### Work to complete
Find each line with the string "Ourodová" and report it.

### Information given

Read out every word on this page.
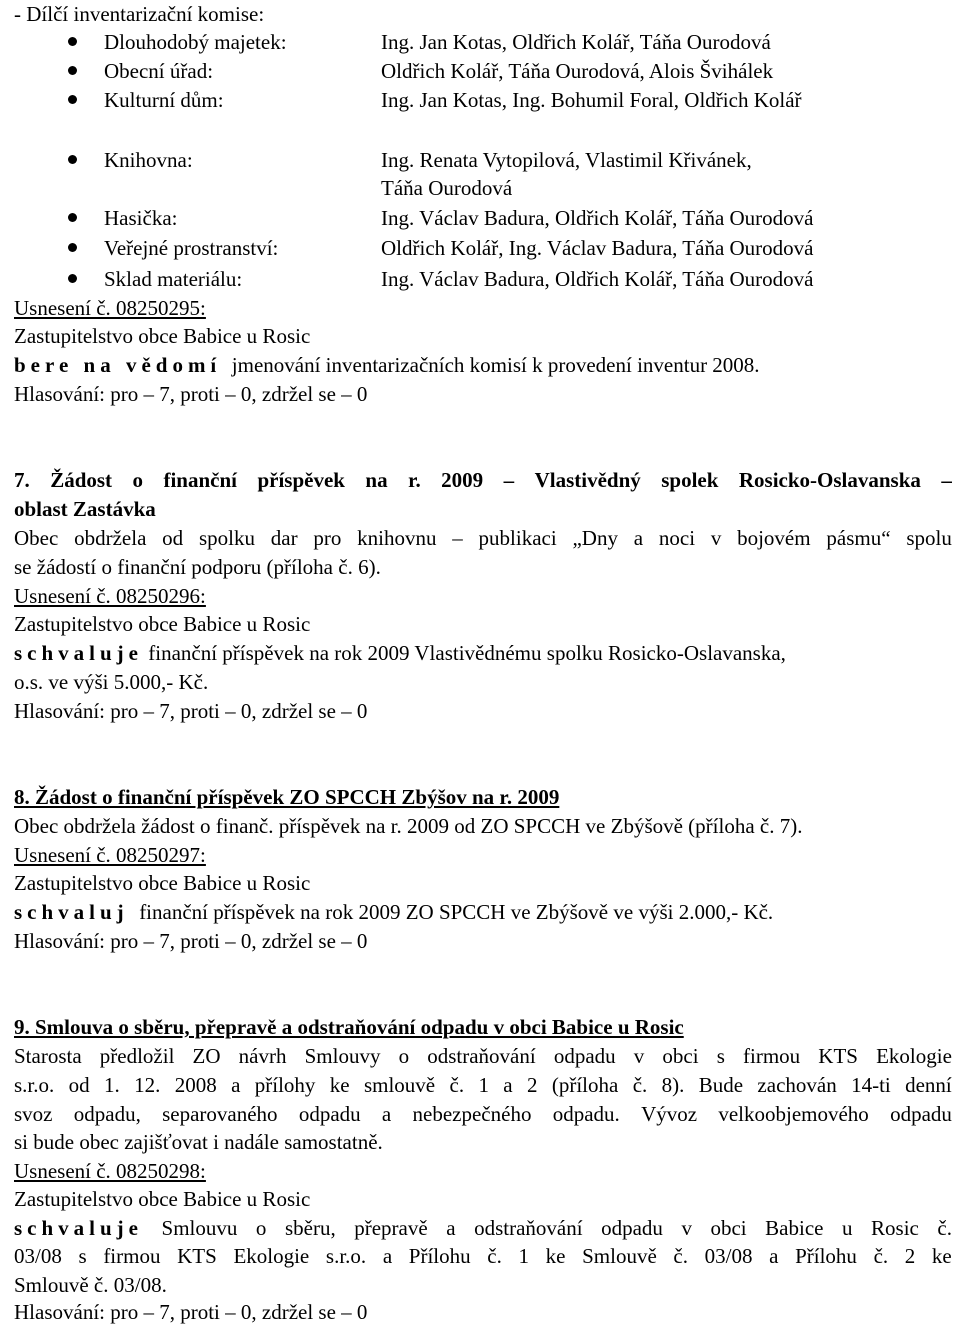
- Dílčí inventarizační komise:
Dlouhodobý majetek:	Ing. Jan Kotas, Oldřich Kolář, Táňa Ourodová
Obecní úřad:	Oldřich Kolář, Táňa Ourodová, Alois Švihálek
Kulturní dům:	Ing. Jan Kotas, Ing. Bohumil Foral, Oldřich Kolář
Knihovna:	Ing. Renata Vytopilová, Vlastimil Křivánek,
Táňa Ourodová
Hasička:	Ing. Václav Badura, Oldřich Kolář, Táňa Ourodová
Veřejné prostranství:	Oldřich Kolář, Ing. Václav Badura, Táňa Ourodová
Sklad materiálu:	Ing. Václav Badura, Oldřich Kolář, Táňa Ourodová
Usnesení č. 08250295:
Zastupitelstvo obce Babice u Rosic
bere na vědomí jmenování inventarizačních komisí k provedení inventur 2008.
Hlasování: pro – 7, proti – 0, zdržel se – 0
7. Žádost o finanční příspěvek na r. 2009 – Vlastivědný spolek Rosicko-Oslavanska –
oblast Zastávka
Obec obdržela od spolku dar pro knihovnu – publikaci „Dny a noci v bojovém pásmu“ spolu
se žádostí o finanční podporu (příloha č. 6).
Usnesení č. 08250296:
Zastupitelstvo obce Babice u Rosic
schvaluje finanční příspěvek na rok 2009 Vlastivědnému spolku Rosicko-Oslavanska,
o.s. ve výši 5.000,- Kč.
Hlasování: pro – 7, proti – 0, zdržel se – 0
8. Žádost o finanční příspěvek ZO SPCCH Zbýšov na r. 2009
Obec obdržela žádost o finanč. příspěvek na r. 2009 od ZO SPCCH ve Zbýšově (příloha č. 7).
Usnesení č. 08250297:
Zastupitelstvo obce Babice u Rosic
schvaluj finanční příspěvek na rok 2009 ZO SPCCH ve Zbýšově ve výši 2.000,- Kč.
Hlasování: pro – 7, proti – 0, zdržel se – 0
9. Smlouva o sběru, přepravě a odstraňování odpadu v obci Babice u Rosic
Starosta předložil ZO návrh Smlouvy o odstraňování odpadu v obci s firmou KTS Ekologie
s.r.o. od 1. 12. 2008 a přílohy ke smlouvě č. 1 a 2 (příloha č. 8). Bude zachován 14-ti denní
svoz odpadu, separovaného odpadu a nebezpečného odpadu. Vývoz velkoobjemového odpadu
si bude obec zajišťovat i nadále samostatně.
Usnesení č. 08250298:
Zastupitelstvo obce Babice u Rosic
schvaluje Smlouvu o sběru, přepravě a odstraňování odpadu v obci Babice u Rosic č.
03/08 s firmou KTS Ekologie s.r.o. a Přílohu č. 1 ke Smlouvě č. 03/08 a Přílohu č. 2 ke
Smlouvě č. 03/08.
Hlasování: pro – 7, proti – 0, zdržel se – 0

### Task response
Dlouhodobý majetek:	Ing. Jan Kotas, Oldřich Kolář, Táňa Ourodová
Obecní úřad:	Oldřich Kolář, Táňa Ourodová, Alois Švihálek
Táňa Ourodová
Hasička:	Ing. Václav Badura, Oldřich Kolář, Táňa Ourodová
Veřejné prostranství:	Oldřich Kolář, Ing. Václav Badura, Táňa Ourodová
Sklad materiálu:	Ing. Václav Badura, Oldřich Kolář, Táňa Ourodová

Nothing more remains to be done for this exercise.